Dataset rows →

╔══

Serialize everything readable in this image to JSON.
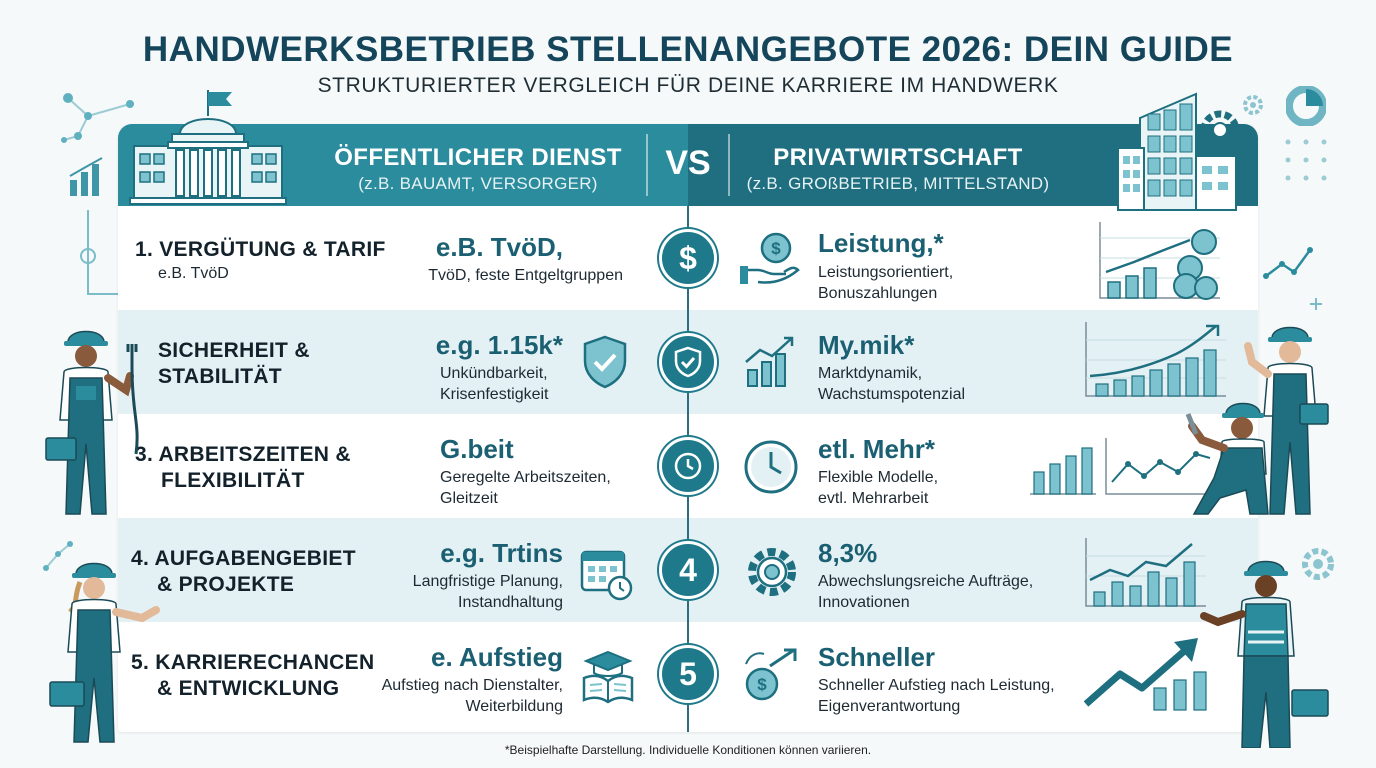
{
  "title": "HANDWERKSBETRIEB STELLENANGEBOTE 2026: DEIN GUIDE",
  "subtitle": "STRUKTURIERTER VERGLEICH FÜR DEINE KARRIERE IM HANDWERK",
  "header": {
    "left_title": "ÖFFENTLICHER DIENST",
    "left_sub": "(z.B. BAUAMT, VERSORGER)",
    "vs": "VS",
    "right_title": "PRIVATWIRTSCHAFT",
    "right_sub": "(z.B. GROßBETRIEB, MITTELSTAND)"
  },
  "rows": [
    {
      "category": "1. VERGÜTUNG & TARIF",
      "category_sub": "e.B. TvöD",
      "badge": "$",
      "left_big": "e.B. TvöD,",
      "left_small": [
        "TvöD, feste Entgeltgruppen"
      ],
      "right_big": "Leistung,*",
      "right_small": [
        "Leistungsorientiert,",
        "Bonuszahlungen"
      ]
    },
    {
      "category": "SICHERHEIT &\nSTABILITÄT",
      "category_sub": "",
      "badge": "",
      "left_big": "e.g. 1.15k*",
      "left_small": [
        "Unkündbarkeit,",
        "Krisenfestigkeit"
      ],
      "right_big": "My.mik*",
      "right_small": [
        "Marktdynamik,",
        "Wachstumspotenzial"
      ]
    },
    {
      "category": "3. ARBEITSZEITEN &\n    FLEXIBILITÄT",
      "category_sub": "",
      "badge": "",
      "left_big": "G.beit",
      "left_small": [
        "Geregelte Arbeitszeiten,",
        "Gleitzeit"
      ],
      "right_big": "etl. Mehr*",
      "right_small": [
        "Flexible Modelle,",
        "evtl. Mehrarbeit"
      ]
    },
    {
      "category": "4. AUFGABENGEBIET\n    & PROJEKTE",
      "category_sub": "",
      "badge": "4",
      "left_big": "e.g. Trtins",
      "left_small": [
        "Langfristige Planung,",
        "Instandhaltung"
      ],
      "right_big": "8,3%",
      "right_small": [
        "Abwechslungsreiche Aufträge,",
        "Innovationen"
      ]
    },
    {
      "category": "5. KARRIERECHANCEN\n    & ENTWICKLUNG",
      "category_sub": "",
      "badge": "5",
      "left_big": "e. Aufstieg",
      "left_small": [
        "Aufstieg nach Dienstalter,",
        "Weiterbildung"
      ],
      "right_big": "Schneller",
      "right_small": [
        "Schneller Aufstieg nach Leistung,",
        "Eigenverantwortung"
      ]
    }
  ],
  "footnote": "*Beispielhafte Darstellung. Individuelle Konditionen können variieren.",
  "colors": {
    "teal": "#2b8c9d",
    "dark_teal": "#1f6f80",
    "navy": "#15455a",
    "row_alt": "#e4f1f4"
  }
}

╚══

Aim → Using the material above, work out how many lines contain the string "TvöD". Give that number alone.

Exercise solution → 3